■ **Given problem**:
Quote the listing below in full and exactly as written, but omit every picture.
== Information shown ==
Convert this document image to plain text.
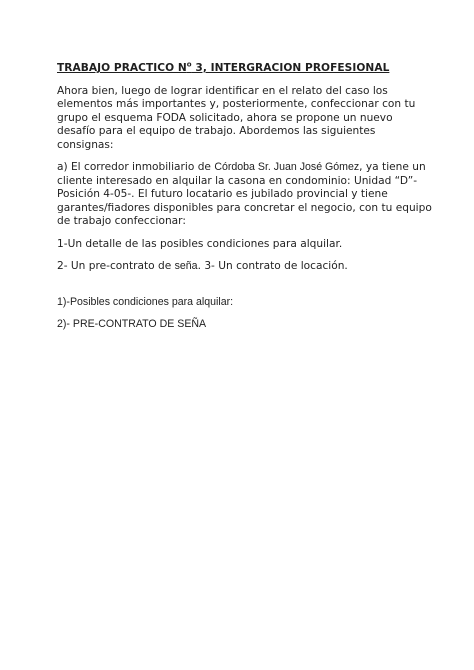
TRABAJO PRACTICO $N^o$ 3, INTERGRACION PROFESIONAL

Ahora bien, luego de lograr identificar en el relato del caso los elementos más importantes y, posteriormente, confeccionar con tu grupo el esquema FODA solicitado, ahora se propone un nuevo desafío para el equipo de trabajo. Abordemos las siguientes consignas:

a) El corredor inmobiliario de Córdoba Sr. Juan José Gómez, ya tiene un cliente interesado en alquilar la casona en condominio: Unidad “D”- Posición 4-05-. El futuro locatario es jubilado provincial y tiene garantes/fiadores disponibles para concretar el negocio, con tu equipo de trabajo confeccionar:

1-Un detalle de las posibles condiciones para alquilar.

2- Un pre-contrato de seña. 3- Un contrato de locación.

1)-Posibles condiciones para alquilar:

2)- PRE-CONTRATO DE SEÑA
===
■ **Task response**:
Convert this document image to plain text.
TRABAJO PRACTICO $N^o$ 3, INTERGRACION PROFESIONAL

Ahora bien, luego de lograr identificar en el relato del caso los elementos más importantes y, posteriormente, confeccionar con tu grupo el esquema FODA solicitado, ahora se propone un nuevo desafío para el equipo de trabajo. Abordemos las siguientes consignas:

a) El corredor inmobiliario de Córdoba Sr. Juan José Gómez, ya tiene un cliente interesado en alquilar la casona en condominio: Unidad “D”- Posición 4-05-. El futuro locatario es jubilado provincial y tiene garantes/fiadores disponibles para concretar el negocio, con tu equipo de trabajo confeccionar:

1-Un detalle de las posibles condiciones para alquilar.

2- Un pre-contrato de seña. 3- Un contrato de locación.

1)-Posibles condiciones para alquilar:

2)- PRE-CONTRATO DE SEÑA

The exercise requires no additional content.